Saved entries

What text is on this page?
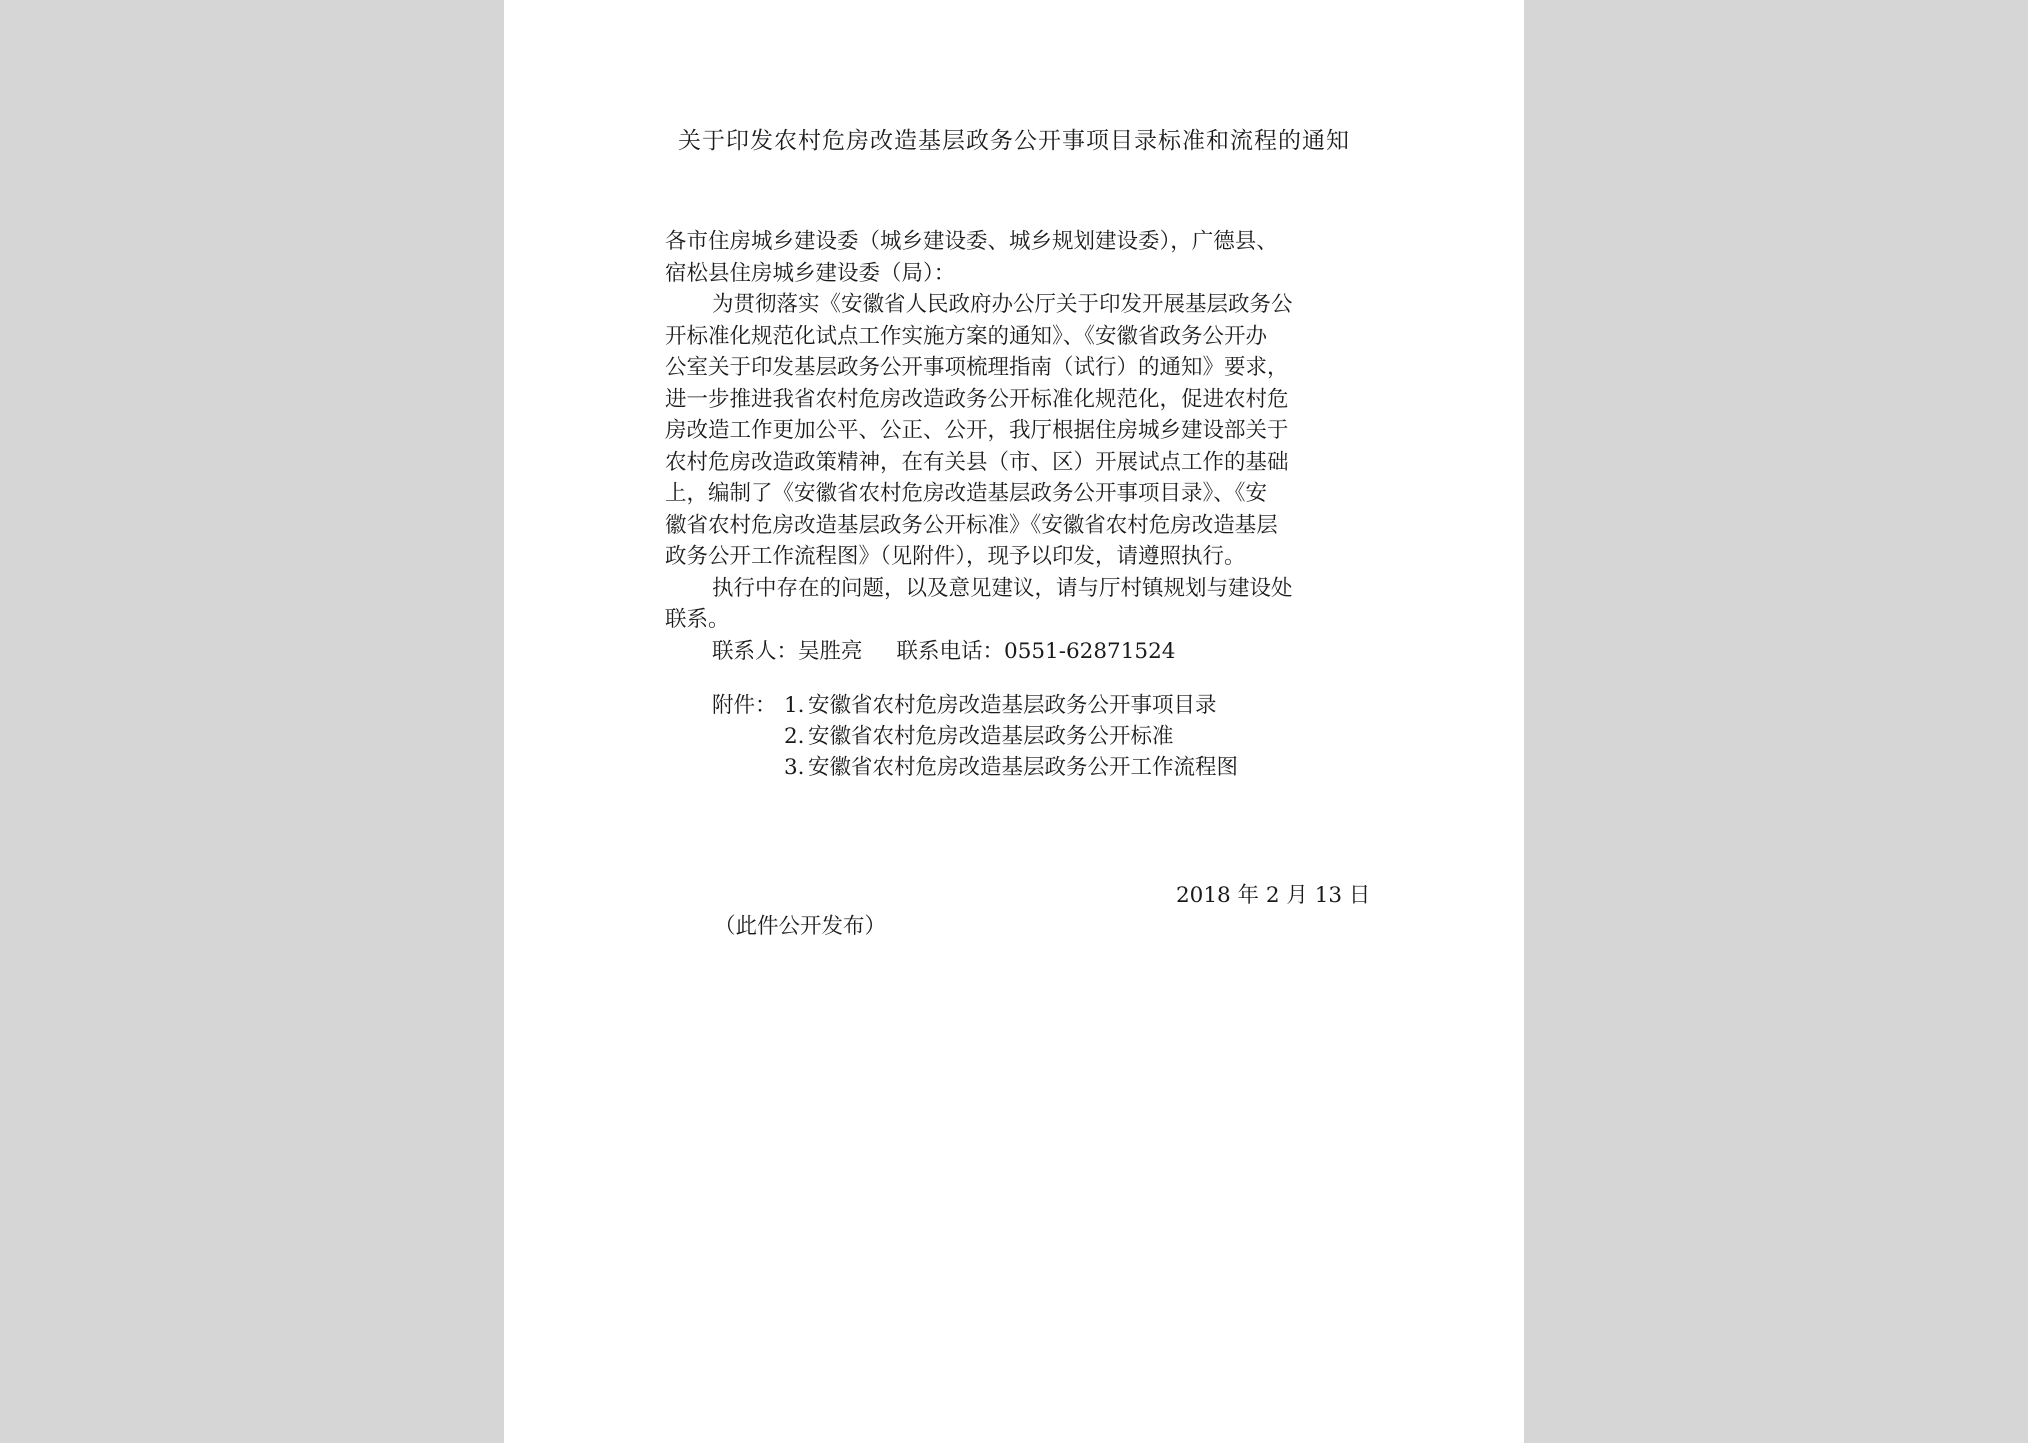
关于印发农村危房改造基层政务公开事项目录标准和流程的通知

各市住房城乡建设委（城乡建设委、城乡规划建设委），广德县、
宿松县住房城乡建设委（局）：

为贯彻落实《安徽省人民政府办公厅关于印发开展基层政务公
开标准化规范化试点工作实施方案的通知》、《安徽省政务公开办
公室关于印发基层政务公开事项梳理指南（试行）的通知》要求，
进一步推进我省农村危房改造政务公开标准化规范化，促进农村危
房改造工作更加公平、公正、公开，我厅根据住房城乡建设部关于
农村危房改造政策精神，在有关县（市、区）开展试点工作的基础
上，编制了《安徽省农村危房改造基层政务公开事项目录》、《安
徽省农村危房改造基层政务公开标准》《安徽省农村危房改造基层
政务公开工作流程图》（见附件），现予以印发，请遵照执行。

执行中存在的问题，以及意见建议，请与厅村镇规划与建设处
联系。

联系人：吴胜亮 联系电话：0551-62871524

附件： 1. 安徽省农村危房改造基层政务公开事项目录
2. 安徽省农村危房改造基层政务公开标准
3. 安徽省农村危房改造基层政务公开工作流程图
2018 年 2 月 13 日
（此件公开发布）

**The exercise:** Pick each line holding the word "安徽省农村危房改造基层政务公开事项目录" out of the data and copy it.

**Response for this exercise:**
上，编制了《安徽省农村危房改造基层政务公开事项目录》、《安
附件： 1. 安徽省农村危房改造基层政务公开事项目录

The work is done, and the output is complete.